(The problem) Wherever the string "this" shows up in a line, count that line. Give the total alone.

○ ○ ○ ○ ○ ○ ○

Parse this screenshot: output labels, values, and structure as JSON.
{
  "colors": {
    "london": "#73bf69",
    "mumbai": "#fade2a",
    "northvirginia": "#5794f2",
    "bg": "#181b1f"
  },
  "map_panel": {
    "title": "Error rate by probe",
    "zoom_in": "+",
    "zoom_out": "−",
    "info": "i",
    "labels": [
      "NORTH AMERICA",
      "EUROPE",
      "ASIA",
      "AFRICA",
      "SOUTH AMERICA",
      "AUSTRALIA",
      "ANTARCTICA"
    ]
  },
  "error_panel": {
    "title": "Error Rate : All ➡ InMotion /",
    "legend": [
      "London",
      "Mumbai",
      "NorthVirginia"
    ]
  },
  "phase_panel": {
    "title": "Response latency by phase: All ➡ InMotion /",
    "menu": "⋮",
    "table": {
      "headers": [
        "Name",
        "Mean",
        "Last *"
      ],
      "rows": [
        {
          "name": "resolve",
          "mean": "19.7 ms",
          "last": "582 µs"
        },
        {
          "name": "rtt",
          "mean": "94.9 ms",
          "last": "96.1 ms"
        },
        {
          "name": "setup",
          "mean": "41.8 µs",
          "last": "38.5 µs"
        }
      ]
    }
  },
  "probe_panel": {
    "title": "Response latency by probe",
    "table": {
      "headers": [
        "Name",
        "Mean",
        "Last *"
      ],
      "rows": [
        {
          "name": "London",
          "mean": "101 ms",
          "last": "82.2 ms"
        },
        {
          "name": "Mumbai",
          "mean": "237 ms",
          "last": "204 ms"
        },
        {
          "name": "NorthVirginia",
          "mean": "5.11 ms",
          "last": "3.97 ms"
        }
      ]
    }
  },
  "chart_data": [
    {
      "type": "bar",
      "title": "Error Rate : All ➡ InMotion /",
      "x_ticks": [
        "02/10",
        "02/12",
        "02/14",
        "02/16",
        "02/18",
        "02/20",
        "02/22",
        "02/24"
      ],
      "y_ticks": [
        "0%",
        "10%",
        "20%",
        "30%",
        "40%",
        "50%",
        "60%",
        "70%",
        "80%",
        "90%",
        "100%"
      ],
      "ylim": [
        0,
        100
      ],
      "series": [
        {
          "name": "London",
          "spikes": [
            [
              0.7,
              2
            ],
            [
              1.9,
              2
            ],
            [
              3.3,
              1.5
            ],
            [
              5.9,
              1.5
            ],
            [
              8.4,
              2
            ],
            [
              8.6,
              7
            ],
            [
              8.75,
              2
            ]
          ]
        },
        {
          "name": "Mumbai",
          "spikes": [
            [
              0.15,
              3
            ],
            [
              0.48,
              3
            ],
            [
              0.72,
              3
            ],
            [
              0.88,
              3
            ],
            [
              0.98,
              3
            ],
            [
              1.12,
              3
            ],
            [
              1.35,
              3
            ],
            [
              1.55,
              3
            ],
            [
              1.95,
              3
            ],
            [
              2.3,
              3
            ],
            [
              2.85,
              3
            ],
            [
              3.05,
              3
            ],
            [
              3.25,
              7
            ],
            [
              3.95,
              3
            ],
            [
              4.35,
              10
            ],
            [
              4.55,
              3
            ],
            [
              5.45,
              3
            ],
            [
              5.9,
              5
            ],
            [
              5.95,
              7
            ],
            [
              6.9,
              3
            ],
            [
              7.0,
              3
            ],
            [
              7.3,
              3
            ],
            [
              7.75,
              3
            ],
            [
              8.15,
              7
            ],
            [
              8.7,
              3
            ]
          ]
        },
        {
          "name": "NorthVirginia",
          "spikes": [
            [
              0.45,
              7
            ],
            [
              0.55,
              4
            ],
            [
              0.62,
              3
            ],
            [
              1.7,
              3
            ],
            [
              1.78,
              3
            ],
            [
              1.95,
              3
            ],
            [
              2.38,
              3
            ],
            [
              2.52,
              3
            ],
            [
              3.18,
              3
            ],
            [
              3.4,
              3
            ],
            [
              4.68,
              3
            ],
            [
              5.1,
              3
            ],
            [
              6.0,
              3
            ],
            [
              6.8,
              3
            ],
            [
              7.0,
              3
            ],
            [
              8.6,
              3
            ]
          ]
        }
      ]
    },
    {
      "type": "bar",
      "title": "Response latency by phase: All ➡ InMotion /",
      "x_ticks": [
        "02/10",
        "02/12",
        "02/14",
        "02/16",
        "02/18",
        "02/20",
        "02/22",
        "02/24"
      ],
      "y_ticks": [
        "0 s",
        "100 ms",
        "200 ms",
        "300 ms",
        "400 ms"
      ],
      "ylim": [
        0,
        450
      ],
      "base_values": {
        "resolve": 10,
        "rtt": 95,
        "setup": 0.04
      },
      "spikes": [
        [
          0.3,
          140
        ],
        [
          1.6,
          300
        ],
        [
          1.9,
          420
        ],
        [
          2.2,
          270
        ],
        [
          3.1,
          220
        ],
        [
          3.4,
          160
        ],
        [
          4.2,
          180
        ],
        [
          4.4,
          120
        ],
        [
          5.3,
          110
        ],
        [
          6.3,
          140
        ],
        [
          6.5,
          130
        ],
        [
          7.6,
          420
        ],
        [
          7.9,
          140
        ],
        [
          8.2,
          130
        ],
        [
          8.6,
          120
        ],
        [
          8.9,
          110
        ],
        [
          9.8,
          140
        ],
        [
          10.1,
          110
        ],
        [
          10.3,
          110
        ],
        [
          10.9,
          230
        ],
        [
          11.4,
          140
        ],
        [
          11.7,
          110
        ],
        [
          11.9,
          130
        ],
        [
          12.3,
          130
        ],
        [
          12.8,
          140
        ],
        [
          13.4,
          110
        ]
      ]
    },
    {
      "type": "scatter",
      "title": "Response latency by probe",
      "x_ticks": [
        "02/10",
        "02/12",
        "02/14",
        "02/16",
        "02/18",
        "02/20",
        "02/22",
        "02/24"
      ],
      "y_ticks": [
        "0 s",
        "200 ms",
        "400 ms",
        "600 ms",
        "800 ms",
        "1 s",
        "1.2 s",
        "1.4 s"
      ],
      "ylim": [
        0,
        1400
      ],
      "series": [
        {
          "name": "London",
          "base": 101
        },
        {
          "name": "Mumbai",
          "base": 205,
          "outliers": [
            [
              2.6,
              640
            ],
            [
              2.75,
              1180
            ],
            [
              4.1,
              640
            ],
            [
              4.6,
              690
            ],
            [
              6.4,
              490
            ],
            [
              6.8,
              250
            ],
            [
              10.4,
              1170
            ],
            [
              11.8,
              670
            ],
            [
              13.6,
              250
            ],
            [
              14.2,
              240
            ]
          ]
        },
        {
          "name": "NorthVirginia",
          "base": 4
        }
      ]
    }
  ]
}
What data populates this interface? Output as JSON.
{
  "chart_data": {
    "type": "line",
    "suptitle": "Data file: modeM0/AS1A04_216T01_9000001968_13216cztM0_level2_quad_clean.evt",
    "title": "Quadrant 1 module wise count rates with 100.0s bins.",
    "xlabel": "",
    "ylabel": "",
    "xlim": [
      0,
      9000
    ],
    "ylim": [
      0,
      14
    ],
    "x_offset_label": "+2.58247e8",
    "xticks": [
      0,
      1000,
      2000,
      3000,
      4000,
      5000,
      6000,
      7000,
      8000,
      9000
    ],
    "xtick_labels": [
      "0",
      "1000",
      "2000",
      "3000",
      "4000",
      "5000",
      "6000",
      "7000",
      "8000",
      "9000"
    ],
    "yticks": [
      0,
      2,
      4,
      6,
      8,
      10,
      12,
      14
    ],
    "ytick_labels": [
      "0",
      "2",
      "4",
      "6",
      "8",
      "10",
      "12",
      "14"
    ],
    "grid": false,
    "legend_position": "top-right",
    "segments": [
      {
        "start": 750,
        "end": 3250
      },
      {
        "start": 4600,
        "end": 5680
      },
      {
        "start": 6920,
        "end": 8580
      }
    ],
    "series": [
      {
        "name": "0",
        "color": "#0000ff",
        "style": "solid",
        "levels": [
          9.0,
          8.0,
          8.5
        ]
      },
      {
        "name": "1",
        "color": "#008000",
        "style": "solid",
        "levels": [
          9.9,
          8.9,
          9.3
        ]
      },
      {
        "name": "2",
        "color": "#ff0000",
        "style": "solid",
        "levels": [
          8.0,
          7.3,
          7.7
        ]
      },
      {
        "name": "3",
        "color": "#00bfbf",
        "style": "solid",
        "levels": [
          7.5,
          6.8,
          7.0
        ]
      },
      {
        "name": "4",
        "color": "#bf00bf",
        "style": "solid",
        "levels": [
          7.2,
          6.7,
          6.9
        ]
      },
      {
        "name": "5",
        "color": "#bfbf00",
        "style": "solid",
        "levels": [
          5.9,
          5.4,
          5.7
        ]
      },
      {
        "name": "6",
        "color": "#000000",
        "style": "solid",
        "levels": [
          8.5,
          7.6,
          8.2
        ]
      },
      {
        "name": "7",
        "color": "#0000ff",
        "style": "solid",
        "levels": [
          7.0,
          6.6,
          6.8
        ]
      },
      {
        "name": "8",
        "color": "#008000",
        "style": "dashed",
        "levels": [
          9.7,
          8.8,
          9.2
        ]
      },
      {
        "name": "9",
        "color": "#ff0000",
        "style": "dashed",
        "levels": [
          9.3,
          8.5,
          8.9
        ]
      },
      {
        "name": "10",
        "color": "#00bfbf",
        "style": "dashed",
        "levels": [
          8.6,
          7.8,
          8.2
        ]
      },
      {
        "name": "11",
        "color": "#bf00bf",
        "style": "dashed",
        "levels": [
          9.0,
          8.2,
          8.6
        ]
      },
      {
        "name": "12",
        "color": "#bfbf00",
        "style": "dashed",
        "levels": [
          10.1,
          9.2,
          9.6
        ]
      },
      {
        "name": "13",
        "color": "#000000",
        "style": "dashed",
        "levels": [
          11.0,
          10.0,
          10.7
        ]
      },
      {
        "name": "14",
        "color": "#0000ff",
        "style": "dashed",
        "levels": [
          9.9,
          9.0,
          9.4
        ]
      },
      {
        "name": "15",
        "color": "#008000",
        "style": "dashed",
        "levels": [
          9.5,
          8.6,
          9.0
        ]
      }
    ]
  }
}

○ ○ ○ ○ ○ ○ ○

(The result) 2